### Выбранный отрывок ###

Глава тридцать девятая
Глава тридцать девятая
Личность и характер Магомета и обзор его пророческой деятельности.
Магомет, судя по сведениям, сообщаемым преданиями, исходящими от его современников, был среднего роста, плотно сложен, мускулист, с большими руками и ногами. В юности он обладал необыкновенной силой и крепостью, а к концу жизни проявлял наклонность к тучности. Голову имел большую, прекрасной формы и отлично сидевшую на шее, выступавшей, как колонна, из его полной груди. Лоб у него был широкий и высокий, изборожденный вплоть до бровей жилами, надувавшимися всякий раз, когда он был возбужден или рассержен. Лицо его было продолговатое, выразительное, с резкими чертами; нос орлиный, глаза черные, окаймленные дугообразными, близко сходившимися бровями, рот широкий и выразительный, указывавший на его умение владеть словом; белые зубы, несколько редкие и неправильные; волосы черные, волнистые, ниспадавшие кудрями на плечи; борода длинная и густая.
В обращении он был вообще спокоен и ровен, иногда даже допускал шутки, но обыкновенно он был серьезен и полон достоинства, хотя улыбка его, как уверяют, была обворожительно приятна. Лицо его было более румяно, чем обыкновенно у арабов, и в минуты возбуждения и восторга блистало и сияло, что ученики объясняли сверхъестественным светом пророчества.
Его умственные качества, без сомнения, незаурядные.
Он отличался быстротой соображения, хорошей памятью, живым воображением и гениальным творчеством. Не получив почти никакого образования, он развил и обогатил свой ум тщательными наблюдениями и массой разнообразных познаний относительно различных систем, господствовавших в его время или известных с древности по преданию. Разговор его отличался важностью тона и обилием сентенций, афоризмов и апологий, обычных у арабов; воодушевляясь, Магомет становился красноречивым, причем он обладал звучным приятным голосом.
В пище он был умерен и даже воздержан, тщательно соблюдая все посты. Он не выносил наружного великолепия, этого предмета тщеславия ограниченных умов; но простота его одежды не была искусственная, а выражала только его действительное пренебрежение к таким пустякам. Одежда его была иногда шерстяная, иногда полосатая бумажная, какую принято ткать в Йемене, и часто на ней встречались заплаты. На голове он носил чалму по примеру будто бы ангелов, причем чалма обвивалась вокруг головы так, что один конец спускался и висел между плеч, ибо так, по его словам, носили ее и ангелы. Он запрещал чисто шелковые одежды, но дозволял смешанные с бумагой. Точно так же им не допускались красные одеяния и золотые кольца. Сам он имел серебряный перстень, служивший ему печатью. На внутренней стороне перстня, прилегавшей к ладони, вырезаны были слова: «Магомет, посланник Бога». Магомет отличался щепетильностью относительно чистоты и соблюдал частые омовения. В некоторых отношениях он был человек очень чувственный и часто повторял: «В мире есть две вещи, восхищающие меня: женщины и благовония. Они радуют мой взор и придают мне силы быть более ревностным в благоговении». Благодаря чистоплотности и употреблению духов и благовонных масел для смазывания волос получалось, вероятно, то приятное благоухание, которое ученики приписывали врожденному и сверхъестественному свойству его тела. Его слабость к женскому полу имела громадное влияние на все его дела. Уверяют, что в присутствии красивой женщины он постоянно гладил лоб и расправлял волосы, как бы из желания казаться интереснее.

### Исходные строки ###

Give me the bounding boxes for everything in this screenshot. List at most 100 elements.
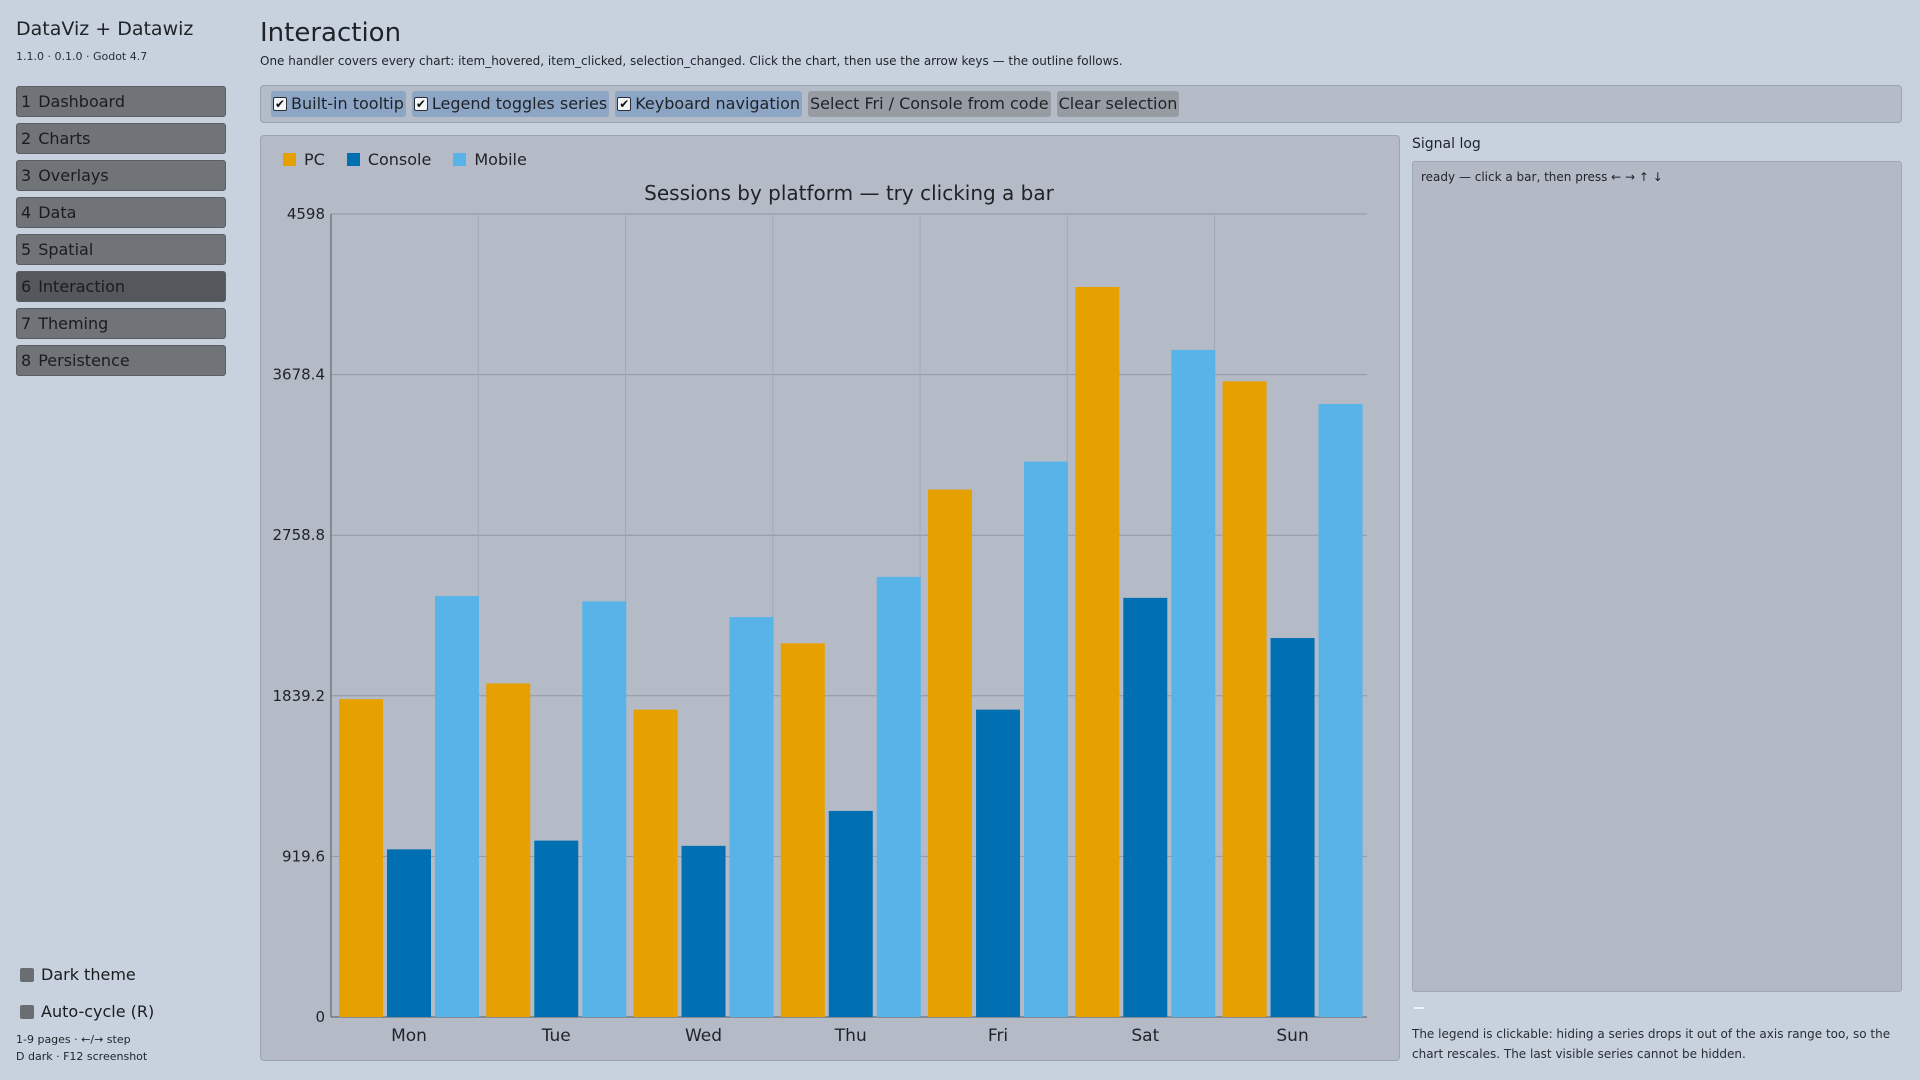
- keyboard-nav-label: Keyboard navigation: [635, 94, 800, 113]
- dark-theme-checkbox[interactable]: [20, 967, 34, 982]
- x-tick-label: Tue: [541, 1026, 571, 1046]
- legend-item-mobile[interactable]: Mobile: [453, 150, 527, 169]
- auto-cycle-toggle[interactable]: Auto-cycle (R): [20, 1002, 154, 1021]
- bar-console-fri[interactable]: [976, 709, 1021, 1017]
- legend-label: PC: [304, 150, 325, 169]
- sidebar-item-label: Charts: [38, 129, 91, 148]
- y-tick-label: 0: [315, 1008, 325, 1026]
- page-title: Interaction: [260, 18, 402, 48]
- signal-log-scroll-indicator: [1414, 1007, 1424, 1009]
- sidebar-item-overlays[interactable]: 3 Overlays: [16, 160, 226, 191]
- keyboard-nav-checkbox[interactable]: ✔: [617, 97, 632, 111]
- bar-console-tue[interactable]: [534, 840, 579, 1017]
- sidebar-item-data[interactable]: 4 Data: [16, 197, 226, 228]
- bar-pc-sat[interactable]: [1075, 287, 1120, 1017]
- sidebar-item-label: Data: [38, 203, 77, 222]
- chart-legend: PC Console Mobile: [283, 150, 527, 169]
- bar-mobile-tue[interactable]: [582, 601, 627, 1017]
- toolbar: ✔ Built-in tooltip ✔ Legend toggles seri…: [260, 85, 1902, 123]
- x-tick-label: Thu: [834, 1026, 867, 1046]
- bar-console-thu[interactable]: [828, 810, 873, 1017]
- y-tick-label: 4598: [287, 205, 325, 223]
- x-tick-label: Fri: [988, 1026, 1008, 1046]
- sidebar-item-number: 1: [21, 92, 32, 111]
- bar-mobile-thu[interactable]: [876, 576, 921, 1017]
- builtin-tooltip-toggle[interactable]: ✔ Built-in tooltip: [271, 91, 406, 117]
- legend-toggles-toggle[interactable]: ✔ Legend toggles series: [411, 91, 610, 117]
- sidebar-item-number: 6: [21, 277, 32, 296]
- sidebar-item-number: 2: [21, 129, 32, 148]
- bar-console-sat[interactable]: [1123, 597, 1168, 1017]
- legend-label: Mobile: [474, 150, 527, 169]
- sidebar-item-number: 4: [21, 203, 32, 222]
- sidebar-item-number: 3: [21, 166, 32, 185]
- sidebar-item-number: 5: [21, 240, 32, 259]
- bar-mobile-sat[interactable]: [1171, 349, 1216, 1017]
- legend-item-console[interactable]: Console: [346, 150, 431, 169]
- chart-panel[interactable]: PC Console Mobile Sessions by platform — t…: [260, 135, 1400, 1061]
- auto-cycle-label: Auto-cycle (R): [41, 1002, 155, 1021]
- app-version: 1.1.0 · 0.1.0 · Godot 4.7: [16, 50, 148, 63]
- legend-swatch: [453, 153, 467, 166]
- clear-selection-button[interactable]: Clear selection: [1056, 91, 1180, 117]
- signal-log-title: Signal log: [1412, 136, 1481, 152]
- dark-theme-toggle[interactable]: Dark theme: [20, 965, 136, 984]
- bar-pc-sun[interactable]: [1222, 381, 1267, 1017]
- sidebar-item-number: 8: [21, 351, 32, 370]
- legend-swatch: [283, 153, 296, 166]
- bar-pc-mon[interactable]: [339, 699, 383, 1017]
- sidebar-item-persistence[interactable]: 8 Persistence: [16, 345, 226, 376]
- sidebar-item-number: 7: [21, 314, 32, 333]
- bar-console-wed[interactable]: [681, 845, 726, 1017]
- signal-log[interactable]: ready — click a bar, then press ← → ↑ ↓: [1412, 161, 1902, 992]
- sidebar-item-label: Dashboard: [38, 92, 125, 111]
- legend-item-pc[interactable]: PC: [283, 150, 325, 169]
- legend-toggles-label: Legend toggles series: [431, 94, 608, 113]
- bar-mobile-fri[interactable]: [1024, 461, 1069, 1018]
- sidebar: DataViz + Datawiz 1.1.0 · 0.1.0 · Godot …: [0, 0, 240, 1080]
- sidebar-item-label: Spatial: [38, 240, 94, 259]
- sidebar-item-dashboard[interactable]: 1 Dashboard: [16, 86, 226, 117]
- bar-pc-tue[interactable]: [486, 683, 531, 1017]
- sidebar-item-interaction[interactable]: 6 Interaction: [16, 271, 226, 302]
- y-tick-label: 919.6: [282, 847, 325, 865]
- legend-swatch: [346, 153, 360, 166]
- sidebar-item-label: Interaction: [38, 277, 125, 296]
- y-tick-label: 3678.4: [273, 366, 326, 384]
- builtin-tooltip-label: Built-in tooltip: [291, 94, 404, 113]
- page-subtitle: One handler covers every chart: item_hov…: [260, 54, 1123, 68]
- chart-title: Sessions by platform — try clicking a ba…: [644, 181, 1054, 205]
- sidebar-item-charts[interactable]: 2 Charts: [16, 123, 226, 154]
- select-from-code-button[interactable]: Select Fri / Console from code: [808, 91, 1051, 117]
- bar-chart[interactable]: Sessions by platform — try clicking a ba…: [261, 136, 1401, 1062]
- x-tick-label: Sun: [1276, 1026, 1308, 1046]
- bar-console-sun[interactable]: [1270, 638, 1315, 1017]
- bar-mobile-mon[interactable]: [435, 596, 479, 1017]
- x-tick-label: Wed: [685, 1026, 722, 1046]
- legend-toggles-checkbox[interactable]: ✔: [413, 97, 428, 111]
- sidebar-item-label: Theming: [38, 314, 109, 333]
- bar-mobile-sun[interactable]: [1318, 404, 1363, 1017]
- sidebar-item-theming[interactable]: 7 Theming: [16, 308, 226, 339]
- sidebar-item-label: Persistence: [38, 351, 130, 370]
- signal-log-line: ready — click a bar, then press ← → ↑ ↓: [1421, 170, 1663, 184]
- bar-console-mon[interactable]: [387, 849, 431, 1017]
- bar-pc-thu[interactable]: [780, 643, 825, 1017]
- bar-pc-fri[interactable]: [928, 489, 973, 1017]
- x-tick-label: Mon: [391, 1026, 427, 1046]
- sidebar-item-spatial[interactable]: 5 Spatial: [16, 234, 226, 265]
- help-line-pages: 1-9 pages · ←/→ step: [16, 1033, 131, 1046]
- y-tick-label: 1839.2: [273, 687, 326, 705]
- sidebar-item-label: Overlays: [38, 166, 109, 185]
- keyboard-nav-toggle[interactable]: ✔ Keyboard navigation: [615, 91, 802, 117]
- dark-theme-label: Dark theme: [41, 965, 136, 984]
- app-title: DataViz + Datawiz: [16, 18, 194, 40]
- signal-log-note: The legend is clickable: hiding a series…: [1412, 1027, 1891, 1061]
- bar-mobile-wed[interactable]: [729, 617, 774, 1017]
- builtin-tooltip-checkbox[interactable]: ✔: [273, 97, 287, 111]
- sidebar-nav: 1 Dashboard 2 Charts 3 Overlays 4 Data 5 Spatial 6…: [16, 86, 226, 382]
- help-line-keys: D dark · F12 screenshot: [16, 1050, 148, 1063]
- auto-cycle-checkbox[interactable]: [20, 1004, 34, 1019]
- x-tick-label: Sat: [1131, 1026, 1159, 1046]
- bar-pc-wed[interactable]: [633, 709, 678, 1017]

###

## Задание A
Перепечатайте часть отрывка о Магомете: начните со слов «Он отличался быстротой» и закончите словами «звучным приятным голосом.».
## Задание B
Продолжите отрывок о Магомете, начиная сразу после его последнего предложения.

## Ответ A
Он отличался быстротой соображения, хорошей памятью, живым воображением и гениальным творчеством. Не получив почти никакого образования, он развил и обогатил свой ум тщательными наблюдениями и массой разнообразных познаний относительно различных систем, господствовавших в его время или известных с древности по преданию. Разговор его отличался важностью тона и обилием сентенций, афоризмов и апологий, обычных у арабов; воодушевляясь, Магомет становился красноречивым, причем он обладал звучным приятным голосом.

## Ответ B
Число его жен неизвестно. Абульфеда, наиболее осторожный из всех арабских историков, ограничивал число их пятнадцатью, хотя некоторые утверждали, что у него было двадцать пять жен. В момент смерти у него оставалось девять жен, и каждая обитала в отдельном здании близ мединской мечети. В оправдание того, что он имел больше жен, чем дозволял своим последователям, приводят его желание дать своему народу особенное племя пророков. Если таково было действительно его желание, то оно не осуществилось. Из детей одна только Фатима, жена Али, пережила отца, да и та умерла вскоре после его смерти, а из всего ее потомства лишь старший ее сын, Хасан, достиг престола халифов.
В своих отношениях пророк был справедлив и обращался одинаково и с друзьями, и с врагами, и с бедными, и с богатыми, и с сильными, и с слабыми, простой народ любил его за то, что он приветливо принимал каждого и внимательно выслушивал жалобы, с которыми обращались к нему.
Магомет по своей природе был раздражителен, но научился сдерживаться, так что даже в домашней жизни, где царил полный, ничем не сдерживаемый произвол, он был всегда добр и терпелив. «Я служила ему с восьмилетнего возраста, – говорила его служанка Анаса, – и он никогда не бранил меня, хотя нередко мне случалось портить разные вещи».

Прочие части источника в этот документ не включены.